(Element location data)
______
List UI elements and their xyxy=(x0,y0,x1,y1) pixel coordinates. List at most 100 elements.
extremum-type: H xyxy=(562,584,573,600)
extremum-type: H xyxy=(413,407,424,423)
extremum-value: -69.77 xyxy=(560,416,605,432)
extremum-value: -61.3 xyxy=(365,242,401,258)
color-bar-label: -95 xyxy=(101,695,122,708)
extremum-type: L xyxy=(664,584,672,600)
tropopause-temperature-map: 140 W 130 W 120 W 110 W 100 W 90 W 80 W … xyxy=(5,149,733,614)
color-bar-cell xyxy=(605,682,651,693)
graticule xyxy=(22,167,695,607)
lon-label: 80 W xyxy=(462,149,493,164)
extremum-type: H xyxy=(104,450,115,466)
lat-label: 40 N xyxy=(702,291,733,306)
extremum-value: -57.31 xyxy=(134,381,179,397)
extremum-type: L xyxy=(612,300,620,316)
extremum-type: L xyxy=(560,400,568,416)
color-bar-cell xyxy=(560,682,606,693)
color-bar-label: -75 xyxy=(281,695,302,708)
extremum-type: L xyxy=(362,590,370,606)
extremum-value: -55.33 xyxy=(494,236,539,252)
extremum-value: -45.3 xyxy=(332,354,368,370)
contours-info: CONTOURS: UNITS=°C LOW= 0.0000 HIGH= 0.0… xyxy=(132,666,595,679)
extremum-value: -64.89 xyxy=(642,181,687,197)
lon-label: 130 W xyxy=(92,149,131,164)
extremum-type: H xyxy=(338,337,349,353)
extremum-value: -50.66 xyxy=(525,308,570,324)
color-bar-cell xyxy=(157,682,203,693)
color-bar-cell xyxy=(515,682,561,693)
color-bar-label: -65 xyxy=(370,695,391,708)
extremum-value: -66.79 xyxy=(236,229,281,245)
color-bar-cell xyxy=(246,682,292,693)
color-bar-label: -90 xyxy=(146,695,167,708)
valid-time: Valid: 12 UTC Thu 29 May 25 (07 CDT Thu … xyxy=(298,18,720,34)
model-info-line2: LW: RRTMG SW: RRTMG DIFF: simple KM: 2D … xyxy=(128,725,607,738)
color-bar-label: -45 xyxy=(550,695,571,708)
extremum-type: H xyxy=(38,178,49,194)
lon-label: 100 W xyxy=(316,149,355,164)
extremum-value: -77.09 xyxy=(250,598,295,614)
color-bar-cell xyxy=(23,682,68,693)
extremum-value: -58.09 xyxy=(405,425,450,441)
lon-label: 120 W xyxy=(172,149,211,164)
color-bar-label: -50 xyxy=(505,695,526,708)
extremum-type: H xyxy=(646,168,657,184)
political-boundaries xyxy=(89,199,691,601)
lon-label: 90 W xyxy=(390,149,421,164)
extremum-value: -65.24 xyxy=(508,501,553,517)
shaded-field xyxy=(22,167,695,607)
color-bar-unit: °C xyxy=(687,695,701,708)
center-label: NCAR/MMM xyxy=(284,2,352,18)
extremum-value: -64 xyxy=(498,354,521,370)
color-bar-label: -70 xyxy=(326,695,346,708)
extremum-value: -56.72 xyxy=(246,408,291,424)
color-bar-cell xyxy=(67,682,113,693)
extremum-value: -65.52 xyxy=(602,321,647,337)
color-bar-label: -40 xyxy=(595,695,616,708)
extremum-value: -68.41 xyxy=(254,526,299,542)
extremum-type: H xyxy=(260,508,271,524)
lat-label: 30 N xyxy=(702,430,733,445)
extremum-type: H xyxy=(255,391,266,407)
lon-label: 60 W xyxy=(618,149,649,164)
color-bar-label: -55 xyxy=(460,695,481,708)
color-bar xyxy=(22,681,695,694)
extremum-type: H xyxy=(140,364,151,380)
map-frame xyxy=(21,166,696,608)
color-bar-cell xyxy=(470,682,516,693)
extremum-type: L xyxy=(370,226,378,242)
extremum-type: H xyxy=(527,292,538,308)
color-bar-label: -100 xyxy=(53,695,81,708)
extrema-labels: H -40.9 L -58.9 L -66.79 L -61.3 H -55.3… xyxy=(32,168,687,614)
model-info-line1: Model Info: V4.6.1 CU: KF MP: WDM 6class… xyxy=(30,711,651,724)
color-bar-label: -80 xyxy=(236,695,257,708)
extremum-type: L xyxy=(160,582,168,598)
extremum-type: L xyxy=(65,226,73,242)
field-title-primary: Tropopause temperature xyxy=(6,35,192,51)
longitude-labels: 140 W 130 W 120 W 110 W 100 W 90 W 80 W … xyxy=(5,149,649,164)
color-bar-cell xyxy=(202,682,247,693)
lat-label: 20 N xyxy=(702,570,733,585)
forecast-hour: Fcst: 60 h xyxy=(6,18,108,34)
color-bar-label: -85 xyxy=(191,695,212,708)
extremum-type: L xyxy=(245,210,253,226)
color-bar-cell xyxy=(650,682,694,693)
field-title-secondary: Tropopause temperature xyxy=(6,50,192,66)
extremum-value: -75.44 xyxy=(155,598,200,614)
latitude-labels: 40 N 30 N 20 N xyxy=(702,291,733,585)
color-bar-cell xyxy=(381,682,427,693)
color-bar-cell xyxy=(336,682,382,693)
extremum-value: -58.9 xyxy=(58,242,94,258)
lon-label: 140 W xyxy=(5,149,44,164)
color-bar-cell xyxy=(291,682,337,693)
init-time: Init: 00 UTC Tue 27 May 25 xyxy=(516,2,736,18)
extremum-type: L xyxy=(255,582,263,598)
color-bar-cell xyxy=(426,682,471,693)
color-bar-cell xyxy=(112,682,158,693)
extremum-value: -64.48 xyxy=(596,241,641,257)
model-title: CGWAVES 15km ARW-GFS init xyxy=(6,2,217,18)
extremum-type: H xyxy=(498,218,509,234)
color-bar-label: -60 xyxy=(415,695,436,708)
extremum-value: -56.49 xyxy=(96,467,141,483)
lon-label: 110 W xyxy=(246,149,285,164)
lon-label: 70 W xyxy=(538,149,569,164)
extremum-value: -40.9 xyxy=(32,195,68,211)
______
» **What this task involves**:
Reproduce every line of the entries above without changes, from the first line down to and including the line that contains "extremum-type: H xyxy=(104,450,115,466)".

» **Reply to the task**:
List UI elements and their xyxy=(x0,y0,x1,y1) pixel coordinates. List at most 100 elements.
extremum-type: H xyxy=(562,584,573,600)
extremum-type: H xyxy=(413,407,424,423)
extremum-value: -69.77 xyxy=(560,416,605,432)
extremum-value: -61.3 xyxy=(365,242,401,258)
color-bar-label: -95 xyxy=(101,695,122,708)
extremum-type: L xyxy=(664,584,672,600)
tropopause-temperature-map: 140 W 130 W 120 W 110 W 100 W 90 W 80 W … xyxy=(5,149,733,614)
color-bar-cell xyxy=(605,682,651,693)
graticule xyxy=(22,167,695,607)
lon-label: 80 W xyxy=(462,149,493,164)
extremum-type: H xyxy=(104,450,115,466)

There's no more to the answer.